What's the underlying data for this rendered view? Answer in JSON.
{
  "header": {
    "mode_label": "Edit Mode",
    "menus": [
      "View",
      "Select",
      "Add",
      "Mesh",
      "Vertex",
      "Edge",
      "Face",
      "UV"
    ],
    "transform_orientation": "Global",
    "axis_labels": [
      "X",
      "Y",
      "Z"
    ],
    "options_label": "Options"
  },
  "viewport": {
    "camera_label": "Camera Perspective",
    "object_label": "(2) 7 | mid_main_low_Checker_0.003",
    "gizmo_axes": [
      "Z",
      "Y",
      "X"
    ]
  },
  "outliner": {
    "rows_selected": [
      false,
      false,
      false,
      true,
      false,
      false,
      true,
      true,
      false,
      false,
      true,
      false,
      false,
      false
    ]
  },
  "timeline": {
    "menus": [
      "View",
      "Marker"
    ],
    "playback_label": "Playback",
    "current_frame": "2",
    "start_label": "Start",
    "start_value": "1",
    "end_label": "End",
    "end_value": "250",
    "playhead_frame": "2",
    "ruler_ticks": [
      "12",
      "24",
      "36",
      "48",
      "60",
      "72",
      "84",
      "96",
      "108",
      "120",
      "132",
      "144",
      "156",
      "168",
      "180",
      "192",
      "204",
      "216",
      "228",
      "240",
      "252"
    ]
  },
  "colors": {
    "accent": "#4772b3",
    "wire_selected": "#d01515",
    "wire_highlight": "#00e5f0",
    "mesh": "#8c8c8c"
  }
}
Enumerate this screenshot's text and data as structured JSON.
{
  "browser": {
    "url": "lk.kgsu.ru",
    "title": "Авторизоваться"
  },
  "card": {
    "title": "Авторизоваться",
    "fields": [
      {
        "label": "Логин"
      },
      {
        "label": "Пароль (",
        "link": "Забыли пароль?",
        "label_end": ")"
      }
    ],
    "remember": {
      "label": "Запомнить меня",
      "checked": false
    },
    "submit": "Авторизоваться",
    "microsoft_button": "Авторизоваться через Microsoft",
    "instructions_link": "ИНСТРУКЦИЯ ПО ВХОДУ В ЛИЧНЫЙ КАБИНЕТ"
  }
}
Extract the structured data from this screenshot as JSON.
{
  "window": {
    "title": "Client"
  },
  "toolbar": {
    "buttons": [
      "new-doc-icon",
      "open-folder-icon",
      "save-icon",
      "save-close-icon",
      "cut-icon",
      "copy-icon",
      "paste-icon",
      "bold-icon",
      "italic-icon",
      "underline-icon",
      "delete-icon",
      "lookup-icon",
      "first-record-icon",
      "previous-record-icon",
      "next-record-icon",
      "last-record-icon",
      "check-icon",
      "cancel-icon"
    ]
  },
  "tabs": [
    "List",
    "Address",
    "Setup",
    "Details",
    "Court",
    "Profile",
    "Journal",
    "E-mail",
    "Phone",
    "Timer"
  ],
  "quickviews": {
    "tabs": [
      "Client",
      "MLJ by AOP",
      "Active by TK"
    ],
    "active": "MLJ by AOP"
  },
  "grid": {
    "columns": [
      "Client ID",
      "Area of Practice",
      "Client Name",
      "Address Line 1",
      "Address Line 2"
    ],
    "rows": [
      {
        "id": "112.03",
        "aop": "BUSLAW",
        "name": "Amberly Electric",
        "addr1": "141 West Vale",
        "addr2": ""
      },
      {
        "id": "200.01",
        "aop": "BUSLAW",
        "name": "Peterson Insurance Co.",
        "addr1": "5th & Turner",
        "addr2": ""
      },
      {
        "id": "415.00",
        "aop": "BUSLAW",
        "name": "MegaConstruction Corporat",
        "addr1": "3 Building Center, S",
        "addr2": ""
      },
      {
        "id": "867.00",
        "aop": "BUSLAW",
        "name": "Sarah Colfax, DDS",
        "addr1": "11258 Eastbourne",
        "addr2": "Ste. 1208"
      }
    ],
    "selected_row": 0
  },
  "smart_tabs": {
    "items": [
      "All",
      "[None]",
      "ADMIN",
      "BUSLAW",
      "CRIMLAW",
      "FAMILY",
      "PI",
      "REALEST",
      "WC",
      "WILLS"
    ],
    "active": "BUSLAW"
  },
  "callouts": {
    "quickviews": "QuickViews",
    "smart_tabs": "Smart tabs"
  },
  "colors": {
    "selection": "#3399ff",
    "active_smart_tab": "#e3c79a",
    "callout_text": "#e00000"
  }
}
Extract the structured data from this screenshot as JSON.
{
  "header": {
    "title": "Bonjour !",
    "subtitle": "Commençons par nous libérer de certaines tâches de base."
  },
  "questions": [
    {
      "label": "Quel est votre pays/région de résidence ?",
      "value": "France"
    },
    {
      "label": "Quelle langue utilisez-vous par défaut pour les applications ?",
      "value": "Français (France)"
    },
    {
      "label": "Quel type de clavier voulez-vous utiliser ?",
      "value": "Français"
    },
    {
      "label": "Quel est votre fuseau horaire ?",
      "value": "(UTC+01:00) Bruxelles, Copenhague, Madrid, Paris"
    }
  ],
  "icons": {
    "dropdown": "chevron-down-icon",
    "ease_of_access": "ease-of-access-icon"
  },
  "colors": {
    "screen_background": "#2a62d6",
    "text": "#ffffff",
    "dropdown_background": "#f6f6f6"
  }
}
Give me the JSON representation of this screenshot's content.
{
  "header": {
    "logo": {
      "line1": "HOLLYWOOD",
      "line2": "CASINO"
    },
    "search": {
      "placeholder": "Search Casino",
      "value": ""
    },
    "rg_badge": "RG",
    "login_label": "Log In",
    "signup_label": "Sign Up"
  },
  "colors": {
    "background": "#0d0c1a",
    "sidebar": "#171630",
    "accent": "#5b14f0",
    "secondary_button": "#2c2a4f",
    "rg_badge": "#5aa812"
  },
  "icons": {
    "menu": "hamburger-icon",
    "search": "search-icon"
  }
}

#### REQUIREMENT
Give the number of lines containing the word "Français". No other answer is needed.

#### THE OUTPUT
2